Stated task:
Without the images, output each record below as it stands.

================================

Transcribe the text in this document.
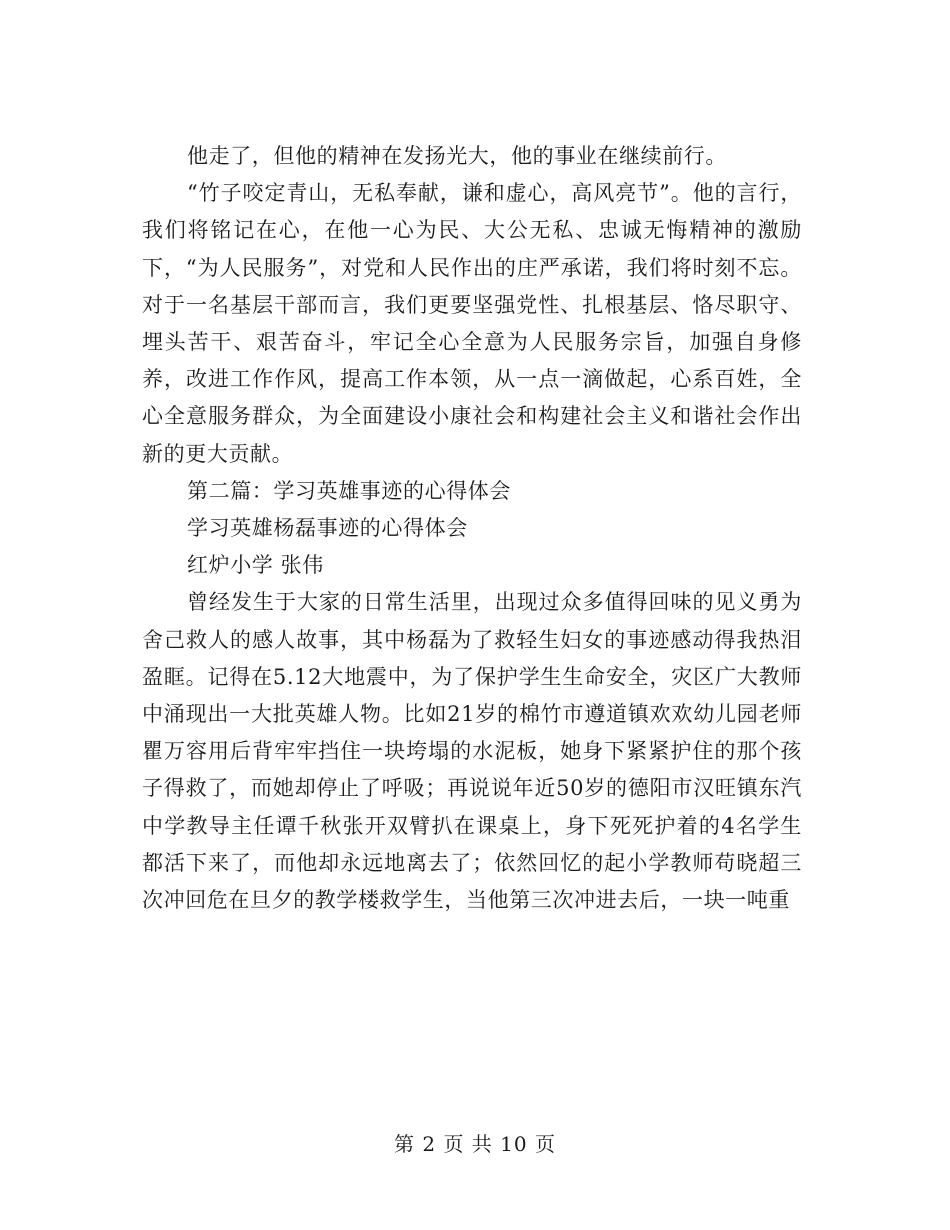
他走了，但他的精神在发扬光大，他的事业在继续前行。

“竹子咬定青山，无私奉献，谦和虚心，高风亮节”。他的言行，我们将铭记在心，在他一心为民、大公无私、忠诚无悔精神的激励下，“为人民服务”，对党和人民作出的庄严承诺，我们将时刻不忘。对于一名基层干部而言，我们更要坚强党性、扎根基层、恪尽职守、埋头苦干、艰苦奋斗，牢记全心全意为人民服务宗旨，加强自身修养，改进工作作风，提高工作本领，从一点一滴做起，心系百姓，全心全意服务群众，为全面建设小康社会和构建社会主义和谐社会作出新的更大贡献。

第二篇：学习英雄事迹的心得体会

学习英雄杨磊事迹的心得体会

红炉小学 张伟

曾经发生于大家的日常生活里，出现过众多值得回味的见义勇为舍己救人的感人故事，其中杨磊为了救轻生妇女的事迹感动得我热泪盈眶。记得在5.12大地震中，为了保护学生生命安全，灾区广大教师中涌现出一大批英雄人物。比如21岁的棉竹市遵道镇欢欢幼儿园老师瞿万容用后背牢牢挡住一块垮塌的水泥板，她身下紧紧护住的那个孩子得救了，而她却停止了呼吸；再说说年近50岁的德阳市汉旺镇东汽中学教导主任谭千秋张开双臂扒在课桌上，身下死死护着的4名学生都活下来了，而他却永远地离去了；依然回忆的起小学教师苟晓超三次冲回危在旦夕的教学楼救学生，当他第三次冲进去后，一块一吨重

第 2 页 共 10 页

================================

Task answer:
Transcribe the text in this document.
他走了，但他的精神在发扬光大，他的事业在继续前行。

“竹子咬定青山，无私奉献，谦和虚心，高风亮节”。他的言行，我们将铭记在心，在他一心为民、大公无私、忠诚无悔精神的激励下，“为人民服务”，对党和人民作出的庄严承诺，我们将时刻不忘。对于一名基层干部而言，我们更要坚强党性、扎根基层、恪尽职守、埋头苦干、艰苦奋斗，牢记全心全意为人民服务宗旨，加强自身修养，改进工作作风，提高工作本领，从一点一滴做起，心系百姓，全心全意服务群众，为全面建设小康社会和构建社会主义和谐社会作出新的更大贡献。

第二篇：学习英雄事迹的心得体会

学习英雄杨磊事迹的心得体会

红炉小学 张伟

曾经发生于大家的日常生活里，出现过众多值得回味的见义勇为舍己救人的感人故事，其中杨磊为了救轻生妇女的事迹感动得我热泪盈眶。记得在5.12大地震中，为了保护学生生命安全，灾区广大教师中涌现出一大批英雄人物。比如21岁的棉竹市遵道镇欢欢幼儿园老师瞿万容用后背牢牢挡住一块垮塌的水泥板，她身下紧紧护住的那个孩子得救了，而她却停止了呼吸；再说说年近50岁的德阳市汉旺镇东汽中学教导主任谭千秋张开双臂扒在课桌上，身下死死护着的4名学生都活下来了，而他却永远地离去了；依然回忆的起小学教师苟晓超三次冲回危在旦夕的教学楼救学生，当他第三次冲进去后，一块一吨重

第 2 页 共 10 页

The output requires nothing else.